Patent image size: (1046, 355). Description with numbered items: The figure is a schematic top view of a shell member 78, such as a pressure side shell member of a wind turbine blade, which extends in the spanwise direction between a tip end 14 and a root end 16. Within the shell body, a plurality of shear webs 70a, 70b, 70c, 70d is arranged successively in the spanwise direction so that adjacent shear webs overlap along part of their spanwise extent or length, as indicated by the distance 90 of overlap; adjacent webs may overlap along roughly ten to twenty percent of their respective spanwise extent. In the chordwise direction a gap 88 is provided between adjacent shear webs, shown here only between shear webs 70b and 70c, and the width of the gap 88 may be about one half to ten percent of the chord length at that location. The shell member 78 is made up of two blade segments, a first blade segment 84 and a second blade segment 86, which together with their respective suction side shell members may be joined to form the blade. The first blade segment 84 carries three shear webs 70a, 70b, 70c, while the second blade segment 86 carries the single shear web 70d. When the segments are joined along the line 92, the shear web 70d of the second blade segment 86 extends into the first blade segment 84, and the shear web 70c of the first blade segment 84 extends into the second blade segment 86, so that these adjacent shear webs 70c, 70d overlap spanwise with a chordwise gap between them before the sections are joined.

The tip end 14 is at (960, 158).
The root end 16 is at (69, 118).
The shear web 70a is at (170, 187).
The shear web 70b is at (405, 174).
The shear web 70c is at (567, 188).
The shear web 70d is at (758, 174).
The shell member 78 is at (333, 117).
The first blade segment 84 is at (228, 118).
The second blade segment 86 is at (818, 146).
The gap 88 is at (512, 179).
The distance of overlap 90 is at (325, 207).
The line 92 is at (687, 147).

┄┄┄┄┄┄┄┄┄┄┄┄┄┄┄┄┄┄┄┄

> Instructions to follow
Put the material above into a two-column CSV with the columns input and output. Write one row per request, with the request text under input and its answer under output, each in a single quoted field with line breaks replaced by spaces.

> Task response
input,output
"Patent image size: (1046, 355). Description with numbered items: The figure is a schematic top view of a shell member 78, such as a pressure side shell member of a wind turbine blade, which extends in the spanwise direction between a tip end 14 and a root end 16. Within the shell body, a plurality of shear webs 70a, 70b, 70c, 70d is arranged successively in the spanwise direction so that adjacent shear webs overlap along part of their spanwise extent or length, as indicated by the distance 90 of overlap; adjacent webs may overlap along roughly ten to twenty percent of their respective spanwise extent. In the chordwise direction a gap 88 is provided between adjacent shear webs, shown here only between shear webs 70b and 70c, and the width of the gap 88 may be about one half to ten percent of the chord length at that location. The shell member 78 is made up of two blade segments, a first blade segment 84 and a second blade segment 86, which together with their respective suction side shell members may be joined to form the blade. The first blade segment 84 carries three shear webs 70a, 70b, 70c, while the second blade segment 86 carries the single shear web 70d. When the segments are joined along the line 92, the shear web 70d of the second blade segment 86 extends into the first blade segment 84, and the shear web 70c of the first blade segment 84 extends into the second blade segment 86, so that these adjacent shear webs 70c, 70d overlap spanwise with a chordwise gap between them before the sections are joined.","The tip end 14 is at (960, 158). The root end 16 is at (69, 118). The shear web 70a is at (170, 187). The shear web 70b is at (405, 174). The shear web 70c is at (567, 188). The shear web 70d is at (758, 174). The shell member 78 is at (333, 117). The first blade segment 84 is at (228, 118). The second blade segment 86 is at (818, 146). The gap 88 is at (512, 179). The distance of overlap 90 is at (325, 207). The line 92 is at (687, 147)."